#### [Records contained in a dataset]
::::::::
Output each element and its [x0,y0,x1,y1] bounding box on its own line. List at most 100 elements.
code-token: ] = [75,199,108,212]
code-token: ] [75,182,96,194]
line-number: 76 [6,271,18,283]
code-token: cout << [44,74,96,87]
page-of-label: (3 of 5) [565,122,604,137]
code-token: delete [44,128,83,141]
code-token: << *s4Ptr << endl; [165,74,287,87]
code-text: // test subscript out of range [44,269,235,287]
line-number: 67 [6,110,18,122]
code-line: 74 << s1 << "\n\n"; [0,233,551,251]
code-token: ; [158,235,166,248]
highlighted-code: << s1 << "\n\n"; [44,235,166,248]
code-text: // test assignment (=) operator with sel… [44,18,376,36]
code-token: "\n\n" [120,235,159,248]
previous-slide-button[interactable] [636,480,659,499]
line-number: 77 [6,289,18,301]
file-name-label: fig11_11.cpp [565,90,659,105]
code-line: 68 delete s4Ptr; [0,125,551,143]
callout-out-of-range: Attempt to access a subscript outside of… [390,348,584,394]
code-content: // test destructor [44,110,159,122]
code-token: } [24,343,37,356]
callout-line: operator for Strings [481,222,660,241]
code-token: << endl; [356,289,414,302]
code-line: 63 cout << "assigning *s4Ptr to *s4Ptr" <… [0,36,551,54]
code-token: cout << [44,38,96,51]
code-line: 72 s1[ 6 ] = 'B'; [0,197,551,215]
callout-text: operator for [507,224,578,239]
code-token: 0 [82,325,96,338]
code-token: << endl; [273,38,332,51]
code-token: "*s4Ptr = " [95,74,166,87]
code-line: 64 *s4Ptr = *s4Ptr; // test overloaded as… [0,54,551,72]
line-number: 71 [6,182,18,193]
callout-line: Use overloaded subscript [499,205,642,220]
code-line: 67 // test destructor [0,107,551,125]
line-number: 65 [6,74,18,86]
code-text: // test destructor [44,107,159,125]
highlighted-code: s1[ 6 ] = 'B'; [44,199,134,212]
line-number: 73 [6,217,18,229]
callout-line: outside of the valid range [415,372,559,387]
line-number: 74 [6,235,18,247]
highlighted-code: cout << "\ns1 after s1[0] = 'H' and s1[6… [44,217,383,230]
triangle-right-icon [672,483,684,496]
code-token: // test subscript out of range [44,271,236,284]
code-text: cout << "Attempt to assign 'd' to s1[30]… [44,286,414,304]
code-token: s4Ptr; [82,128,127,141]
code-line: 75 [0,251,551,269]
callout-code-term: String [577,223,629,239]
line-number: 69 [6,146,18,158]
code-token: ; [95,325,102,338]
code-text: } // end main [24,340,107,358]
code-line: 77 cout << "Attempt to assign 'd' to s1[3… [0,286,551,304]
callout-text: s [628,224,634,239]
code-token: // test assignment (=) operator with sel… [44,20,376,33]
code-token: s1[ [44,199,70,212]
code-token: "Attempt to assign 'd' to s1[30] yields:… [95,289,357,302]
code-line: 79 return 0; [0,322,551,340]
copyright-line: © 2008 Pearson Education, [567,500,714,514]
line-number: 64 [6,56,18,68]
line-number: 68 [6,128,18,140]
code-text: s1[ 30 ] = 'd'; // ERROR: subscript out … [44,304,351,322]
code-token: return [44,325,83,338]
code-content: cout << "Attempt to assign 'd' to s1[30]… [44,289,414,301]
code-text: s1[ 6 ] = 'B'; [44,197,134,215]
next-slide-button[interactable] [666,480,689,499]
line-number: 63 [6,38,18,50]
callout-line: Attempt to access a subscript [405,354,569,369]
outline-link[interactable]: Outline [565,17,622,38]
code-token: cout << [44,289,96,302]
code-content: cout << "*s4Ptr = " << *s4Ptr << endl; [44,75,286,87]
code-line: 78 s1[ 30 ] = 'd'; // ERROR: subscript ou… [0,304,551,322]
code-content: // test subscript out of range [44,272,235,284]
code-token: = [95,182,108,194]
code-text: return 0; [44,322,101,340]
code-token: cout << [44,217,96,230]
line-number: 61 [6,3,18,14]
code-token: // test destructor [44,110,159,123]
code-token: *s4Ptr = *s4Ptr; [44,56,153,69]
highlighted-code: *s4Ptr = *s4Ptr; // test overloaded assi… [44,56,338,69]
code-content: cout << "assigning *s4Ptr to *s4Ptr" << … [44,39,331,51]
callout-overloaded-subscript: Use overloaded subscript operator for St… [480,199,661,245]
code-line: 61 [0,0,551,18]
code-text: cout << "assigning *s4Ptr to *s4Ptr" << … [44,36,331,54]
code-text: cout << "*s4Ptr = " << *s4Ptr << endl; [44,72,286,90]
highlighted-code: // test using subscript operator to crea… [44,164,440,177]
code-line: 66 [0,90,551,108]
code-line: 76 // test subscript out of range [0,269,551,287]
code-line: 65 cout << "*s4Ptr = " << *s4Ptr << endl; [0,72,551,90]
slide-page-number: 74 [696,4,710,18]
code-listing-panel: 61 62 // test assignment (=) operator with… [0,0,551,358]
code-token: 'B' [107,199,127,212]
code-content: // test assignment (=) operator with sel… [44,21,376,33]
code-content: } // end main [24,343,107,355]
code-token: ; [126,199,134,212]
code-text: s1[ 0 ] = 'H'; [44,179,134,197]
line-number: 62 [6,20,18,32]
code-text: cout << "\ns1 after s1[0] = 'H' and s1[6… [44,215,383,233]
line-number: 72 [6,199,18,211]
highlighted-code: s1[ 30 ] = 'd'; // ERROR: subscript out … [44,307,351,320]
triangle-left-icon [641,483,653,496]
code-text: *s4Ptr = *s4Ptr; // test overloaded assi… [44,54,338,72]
::::::::
Copy out the material above word for word, from its first line through the line containing "line-number: 71 [6,182,18,193]", including both of those lines.

#### [Reply to the exercise]
Output each element and its [x0,y0,x1,y1] bounding box on its own line. List at most 100 elements.
code-token: ] = [75,199,108,212]
code-token: ] [75,182,96,194]
line-number: 76 [6,271,18,283]
code-token: cout << [44,74,96,87]
page-of-label: (3 of 5) [565,122,604,137]
code-token: delete [44,128,83,141]
code-token: << *s4Ptr << endl; [165,74,287,87]
code-text: // test subscript out of range [44,269,235,287]
line-number: 67 [6,110,18,122]
code-line: 74 << s1 << "\n\n"; [0,233,551,251]
code-token: ; [158,235,166,248]
highlighted-code: << s1 << "\n\n"; [44,235,166,248]
code-text: // test assignment (=) operator with sel… [44,18,376,36]
code-token: "\n\n" [120,235,159,248]
previous-slide-button[interactable] [636,480,659,499]
line-number: 77 [6,289,18,301]
file-name-label: fig11_11.cpp [565,90,659,105]
code-line: 68 delete s4Ptr; [0,125,551,143]
callout-out-of-range: Attempt to access a subscript outside of… [390,348,584,394]
code-content: // test destructor [44,110,159,122]
code-token: } [24,343,37,356]
callout-line: operator for Strings [481,222,660,241]
code-token: << endl; [356,289,414,302]
code-line: 63 cout << "assigning *s4Ptr to *s4Ptr" <… [0,36,551,54]
code-token: cout << [44,38,96,51]
code-line: 72 s1[ 6 ] = 'B'; [0,197,551,215]
callout-text: operator for [507,224,578,239]
code-token: 0 [82,325,96,338]
code-token: << endl; [273,38,332,51]
code-token: "*s4Ptr = " [95,74,166,87]
code-line: 64 *s4Ptr = *s4Ptr; // test overloaded as… [0,54,551,72]
line-number: 71 [6,182,18,193]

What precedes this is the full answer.